TASK DIRECTIONS: Copy all of the records below verbatim.

Data entries
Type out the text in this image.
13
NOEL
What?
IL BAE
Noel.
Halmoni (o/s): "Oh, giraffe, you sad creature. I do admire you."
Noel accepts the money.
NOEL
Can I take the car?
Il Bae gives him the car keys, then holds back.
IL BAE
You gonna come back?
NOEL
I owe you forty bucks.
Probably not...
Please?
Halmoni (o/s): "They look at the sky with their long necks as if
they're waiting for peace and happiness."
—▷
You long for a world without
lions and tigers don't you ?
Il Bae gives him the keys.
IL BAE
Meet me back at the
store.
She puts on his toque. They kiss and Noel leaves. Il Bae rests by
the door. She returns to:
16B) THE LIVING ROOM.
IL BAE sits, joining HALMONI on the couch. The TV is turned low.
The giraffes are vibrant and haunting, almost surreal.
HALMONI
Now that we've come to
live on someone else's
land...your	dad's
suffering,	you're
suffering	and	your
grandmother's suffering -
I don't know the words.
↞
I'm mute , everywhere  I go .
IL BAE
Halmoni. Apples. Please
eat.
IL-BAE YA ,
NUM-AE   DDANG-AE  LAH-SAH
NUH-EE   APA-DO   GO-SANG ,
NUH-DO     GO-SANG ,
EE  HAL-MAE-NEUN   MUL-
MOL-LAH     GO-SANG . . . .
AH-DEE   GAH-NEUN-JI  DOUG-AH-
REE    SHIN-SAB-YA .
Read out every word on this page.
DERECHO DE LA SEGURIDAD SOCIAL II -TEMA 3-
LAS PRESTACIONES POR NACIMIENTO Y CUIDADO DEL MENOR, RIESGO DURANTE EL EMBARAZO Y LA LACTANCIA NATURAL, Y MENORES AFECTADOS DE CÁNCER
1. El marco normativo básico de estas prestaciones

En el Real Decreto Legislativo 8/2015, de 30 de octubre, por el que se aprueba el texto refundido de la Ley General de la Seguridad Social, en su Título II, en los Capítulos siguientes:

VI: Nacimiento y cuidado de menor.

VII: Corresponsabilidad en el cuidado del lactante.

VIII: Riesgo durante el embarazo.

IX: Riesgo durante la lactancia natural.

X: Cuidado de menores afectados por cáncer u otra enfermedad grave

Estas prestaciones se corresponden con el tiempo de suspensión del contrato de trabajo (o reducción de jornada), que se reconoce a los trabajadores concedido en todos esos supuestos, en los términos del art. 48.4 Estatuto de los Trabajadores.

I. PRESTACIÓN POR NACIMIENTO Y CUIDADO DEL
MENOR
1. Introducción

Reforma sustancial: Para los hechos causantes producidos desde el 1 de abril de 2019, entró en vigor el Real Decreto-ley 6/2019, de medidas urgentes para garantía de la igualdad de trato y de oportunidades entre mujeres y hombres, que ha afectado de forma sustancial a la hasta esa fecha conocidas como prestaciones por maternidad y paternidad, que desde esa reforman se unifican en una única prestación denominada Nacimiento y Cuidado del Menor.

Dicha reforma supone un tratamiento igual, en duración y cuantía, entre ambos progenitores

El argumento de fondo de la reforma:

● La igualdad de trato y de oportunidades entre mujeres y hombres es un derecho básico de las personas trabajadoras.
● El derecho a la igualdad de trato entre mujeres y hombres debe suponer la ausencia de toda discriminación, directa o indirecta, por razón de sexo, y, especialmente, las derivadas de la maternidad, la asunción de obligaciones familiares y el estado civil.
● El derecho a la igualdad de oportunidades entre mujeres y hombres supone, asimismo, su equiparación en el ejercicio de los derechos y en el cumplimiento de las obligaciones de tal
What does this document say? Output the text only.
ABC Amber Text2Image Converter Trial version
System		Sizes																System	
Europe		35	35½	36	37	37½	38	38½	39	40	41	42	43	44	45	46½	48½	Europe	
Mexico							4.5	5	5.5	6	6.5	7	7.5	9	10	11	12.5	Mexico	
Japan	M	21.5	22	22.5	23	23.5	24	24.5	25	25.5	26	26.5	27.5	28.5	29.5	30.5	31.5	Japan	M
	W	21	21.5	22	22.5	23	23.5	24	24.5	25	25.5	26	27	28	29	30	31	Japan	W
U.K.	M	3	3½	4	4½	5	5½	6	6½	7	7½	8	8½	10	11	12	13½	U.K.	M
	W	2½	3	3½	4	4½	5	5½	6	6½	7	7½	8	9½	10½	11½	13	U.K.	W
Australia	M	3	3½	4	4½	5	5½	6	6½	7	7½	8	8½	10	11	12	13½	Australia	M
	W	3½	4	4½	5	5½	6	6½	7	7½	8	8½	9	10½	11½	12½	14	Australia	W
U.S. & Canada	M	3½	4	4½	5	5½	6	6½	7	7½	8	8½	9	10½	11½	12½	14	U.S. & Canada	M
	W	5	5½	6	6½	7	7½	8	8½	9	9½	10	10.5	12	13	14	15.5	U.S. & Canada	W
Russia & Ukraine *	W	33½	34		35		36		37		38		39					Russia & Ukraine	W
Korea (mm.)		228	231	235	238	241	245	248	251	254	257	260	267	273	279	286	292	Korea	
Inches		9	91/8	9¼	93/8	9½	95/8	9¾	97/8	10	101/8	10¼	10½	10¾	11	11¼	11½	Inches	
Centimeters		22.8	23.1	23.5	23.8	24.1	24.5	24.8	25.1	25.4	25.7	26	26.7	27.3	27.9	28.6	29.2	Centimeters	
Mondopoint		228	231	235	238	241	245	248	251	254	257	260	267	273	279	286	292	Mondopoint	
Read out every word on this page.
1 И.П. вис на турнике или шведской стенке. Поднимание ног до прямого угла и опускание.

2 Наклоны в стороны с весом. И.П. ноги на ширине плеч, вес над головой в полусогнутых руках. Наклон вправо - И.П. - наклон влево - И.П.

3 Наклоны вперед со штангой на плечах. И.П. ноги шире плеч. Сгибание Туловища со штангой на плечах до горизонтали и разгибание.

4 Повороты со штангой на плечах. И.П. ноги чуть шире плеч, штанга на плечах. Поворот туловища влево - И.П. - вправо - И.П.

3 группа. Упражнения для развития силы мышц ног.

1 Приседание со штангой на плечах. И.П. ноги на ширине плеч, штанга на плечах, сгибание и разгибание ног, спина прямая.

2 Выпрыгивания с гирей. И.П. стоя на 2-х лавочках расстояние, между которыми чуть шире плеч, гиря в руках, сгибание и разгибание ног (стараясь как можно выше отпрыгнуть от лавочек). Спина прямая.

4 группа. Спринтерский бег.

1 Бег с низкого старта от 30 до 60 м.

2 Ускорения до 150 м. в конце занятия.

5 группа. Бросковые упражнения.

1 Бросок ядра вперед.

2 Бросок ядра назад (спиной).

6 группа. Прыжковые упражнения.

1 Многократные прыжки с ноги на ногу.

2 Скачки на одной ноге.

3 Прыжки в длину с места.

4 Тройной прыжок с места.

COMPLETED TASK:
Type out the text in this image.
13
NOEL
What?
IL BAE
Noel.
Halmoni (o/s): "Oh, giraffe, you sad creature. I do admire you."
Noel accepts the money.
NOEL
Can I take the car?
Il Bae gives him the car keys, then holds back.
IL BAE
You gonna come back?
NOEL
I owe you forty bucks.
Probably not...
Please?
Halmoni (o/s): "They look at the sky with their long necks as if
they're waiting for peace and happiness."
—▷
You long for a world without
lions and tigers don't you ?
Il Bae gives him the keys.
IL BAE
Meet me back at the
store.
She puts on his toque. They kiss and Noel leaves. Il Bae rests by
the door. She returns to:
16B) THE LIVING ROOM.
IL BAE sits, joining HALMONI on the couch. The TV is turned low.
The giraffes are vibrant and haunting, almost surreal.
HALMONI
Now that we've come to
live on someone else's
land...your	dad's
suffering,	you're
suffering	and	your
grandmother's suffering -
I don't know the words.
↞
I'm mute , everywhere  I go .
IL BAE
Halmoni. Apples. Please
eat.
IL-BAE YA ,
NUM-AE   DDANG-AE  LAH-SAH
NUH-EE   APA-DO   GO-SANG ,
NUH-DO     GO-SANG ,
EE  HAL-MAE-NEUN   MUL-
MOL-LAH     GO-SANG . . . .
AH-DEE   GAH-NEUN-JI  DOUG-AH-
REE    SHIN-SAB-YA .
Read out every word on this page.
DERECHO DE LA SEGURIDAD SOCIAL II -TEMA 3-
LAS PRESTACIONES POR NACIMIENTO Y CUIDADO DEL MENOR, RIESGO DURANTE EL EMBARAZO Y LA LACTANCIA NATURAL, Y MENORES AFECTADOS DE CÁNCER
1. El marco normativo básico de estas prestaciones

En el Real Decreto Legislativo 8/2015, de 30 de octubre, por el que se aprueba el texto refundido de la Ley General de la Seguridad Social, en su Título II, en los Capítulos siguientes:

VI: Nacimiento y cuidado de menor.

VII: Corresponsabilidad en el cuidado del lactante.

VIII: Riesgo durante el embarazo.

IX: Riesgo durante la lactancia natural.

X: Cuidado de menores afectados por cáncer u otra enfermedad grave

Estas prestaciones se corresponden con el tiempo de suspensión del contrato de trabajo (o reducción de jornada), que se reconoce a los trabajadores concedido en todos esos supuestos, en los términos del art. 48.4 Estatuto de los Trabajadores.

I. PRESTACIÓN POR NACIMIENTO Y CUIDADO DEL
MENOR
1. Introducción

Reforma sustancial: Para los hechos causantes producidos desde el 1 de abril de 2019, entró en vigor el Real Decreto-ley 6/2019, de medidas urgentes para garantía de la igualdad de trato y de oportunidades entre mujeres y hombres, que ha afectado de forma sustancial a la hasta esa fecha conocidas como prestaciones por maternidad y paternidad, que desde esa reforman se unifican en una única prestación denominada Nacimiento y Cuidado del Menor.

Dicha reforma supone un tratamiento igual, en duración y cuantía, entre ambos progenitores

El argumento de fondo de la reforma:

● La igualdad de trato y de oportunidades entre mujeres y hombres es un derecho básico de las personas trabajadoras.
● El derecho a la igualdad de trato entre mujeres y hombres debe suponer la ausencia de toda discriminación, directa o indirecta, por razón de sexo, y, especialmente, las derivadas de la maternidad, la asunción de obligaciones familiares y el estado civil.
● El derecho a la igualdad de oportunidades entre mujeres y hombres supone, asimismo, su equiparación en el ejercicio de los derechos y en el cumplimiento de las obligaciones de tal
What does this document say? Output the text only.
ABC Amber Text2Image Converter Trial version
System		Sizes																System	
Europe		35	35½	36	37	37½	38	38½	39	40	41	42	43	44	45	46½	48½	Europe	
Mexico							4.5	5	5.5	6	6.5	7	7.5	9	10	11	12.5	Mexico	
Japan	M	21.5	22	22.5	23	23.5	24	24.5	25	25.5	26	26.5	27.5	28.5	29.5	30.5	31.5	Japan	M
	W	21	21.5	22	22.5	23	23.5	24	24.5	25	25.5	26	27	28	29	30	31	Japan	W
U.K.	M	3	3½	4	4½	5	5½	6	6½	7	7½	8	8½	10	11	12	13½	U.K.	M
	W	2½	3	3½	4	4½	5	5½	6	6½	7	7½	8	9½	10½	11½	13	U.K.	W
Australia	M	3	3½	4	4½	5	5½	6	6½	7	7½	8	8½	10	11	12	13½	Australia	M
	W	3½	4	4½	5	5½	6	6½	7	7½	8	8½	9	10½	11½	12½	14	Australia	W
U.S. & Canada	M	3½	4	4½	5	5½	6	6½	7	7½	8	8½	9	10½	11½	12½	14	U.S. & Canada	M
	W	5	5½	6	6½	7	7½	8	8½	9	9½	10	10.5	12	13	14	15.5	U.S. & Canada	W
Russia & Ukraine *	W	33½	34		35		36		37		38		39					Russia & Ukraine	W
Korea (mm.)		228	231	235	238	241	245	248	251	254	257	260	267	273	279	286	292	Korea	
Inches		9	91/8	9¼	93/8	9½	95/8	9¾	97/8	10	101/8	10¼	10½	10¾	11	11¼	11½	Inches	
Centimeters		22.8	23.1	23.5	23.8	24.1	24.5	24.8	25.1	25.4	25.7	26	26.7	27.3	27.9	28.6	29.2	Centimeters	
Mondopoint		228	231	235	238	241	245	248	251	254	257	260	267	273	279	286	292	Mondopoint	
Read out every word on this page.
1 И.П. вис на турнике или шведской стенке. Поднимание ног до прямого угла и опускание.

2 Наклоны в стороны с весом. И.П. ноги на ширине плеч, вес над головой в полусогнутых руках. Наклон вправо - И.П. - наклон влево - И.П.

3 Наклоны вперед со штангой на плечах. И.П. ноги шире плеч. Сгибание Туловища со штангой на плечах до горизонтали и разгибание.

4 Повороты со штангой на плечах. И.П. ноги чуть шире плеч, штанга на плечах. Поворот туловища влево - И.П. - вправо - И.П.

3 группа. Упражнения для развития силы мышц ног.

1 Приседание со штангой на плечах. И.П. ноги на ширине плеч, штанга на плечах, сгибание и разгибание ног, спина прямая.

2 Выпрыгивания с гирей. И.П. стоя на 2-х лавочках расстояние, между которыми чуть шире плеч, гиря в руках, сгибание и разгибание ног (стараясь как можно выше отпрыгнуть от лавочек). Спина прямая.

4 группа. Спринтерский бег.

1 Бег с низкого старта от 30 до 60 м.

2 Ускорения до 150 м. в конце занятия.

5 группа. Бросковые упражнения.

1 Бросок ядра вперед.

2 Бросок ядра назад (спиной).

6 группа. Прыжковые упражнения.

1 Многократные прыжки с ноги на ногу.

2 Скачки на одной ноге.

3 Прыжки в длину с места.

4 Тройной прыжок с места.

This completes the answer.